** START OF The records **
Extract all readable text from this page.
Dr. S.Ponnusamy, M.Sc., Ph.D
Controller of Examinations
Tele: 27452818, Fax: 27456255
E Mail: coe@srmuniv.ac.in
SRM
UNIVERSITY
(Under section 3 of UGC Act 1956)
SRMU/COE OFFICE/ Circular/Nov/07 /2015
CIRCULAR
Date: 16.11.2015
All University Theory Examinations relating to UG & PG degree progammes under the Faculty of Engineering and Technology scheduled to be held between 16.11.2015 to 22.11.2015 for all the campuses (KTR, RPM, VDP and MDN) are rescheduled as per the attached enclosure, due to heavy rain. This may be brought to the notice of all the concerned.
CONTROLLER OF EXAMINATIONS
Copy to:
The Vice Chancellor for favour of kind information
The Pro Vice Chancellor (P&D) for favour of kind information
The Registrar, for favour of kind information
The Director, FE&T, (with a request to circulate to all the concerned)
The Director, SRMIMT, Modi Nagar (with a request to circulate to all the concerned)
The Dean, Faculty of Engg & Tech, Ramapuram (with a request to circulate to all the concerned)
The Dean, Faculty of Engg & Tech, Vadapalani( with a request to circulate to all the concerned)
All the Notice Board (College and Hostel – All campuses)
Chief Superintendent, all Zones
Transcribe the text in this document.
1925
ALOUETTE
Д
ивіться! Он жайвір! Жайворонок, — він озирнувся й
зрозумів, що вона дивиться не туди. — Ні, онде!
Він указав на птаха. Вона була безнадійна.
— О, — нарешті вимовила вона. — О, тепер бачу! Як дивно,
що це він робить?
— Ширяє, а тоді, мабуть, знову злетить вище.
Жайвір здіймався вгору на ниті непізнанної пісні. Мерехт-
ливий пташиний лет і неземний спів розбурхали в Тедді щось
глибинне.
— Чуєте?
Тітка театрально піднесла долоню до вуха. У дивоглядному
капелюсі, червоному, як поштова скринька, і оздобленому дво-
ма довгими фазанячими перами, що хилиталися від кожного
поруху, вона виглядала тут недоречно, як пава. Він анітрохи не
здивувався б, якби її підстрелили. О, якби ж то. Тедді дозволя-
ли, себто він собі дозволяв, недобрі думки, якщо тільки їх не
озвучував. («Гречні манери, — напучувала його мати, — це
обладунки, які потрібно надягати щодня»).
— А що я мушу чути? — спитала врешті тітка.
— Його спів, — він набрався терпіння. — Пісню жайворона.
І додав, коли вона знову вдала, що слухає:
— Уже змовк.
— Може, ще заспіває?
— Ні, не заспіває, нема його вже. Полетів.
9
** END OF The records **
### What you will do
From the material above, gather all lines that include the string "заспіває" and copy them.

### Exercise answer
— Може, ще заспіває?
— Ні, не заспіває, нема його вже. Полетів.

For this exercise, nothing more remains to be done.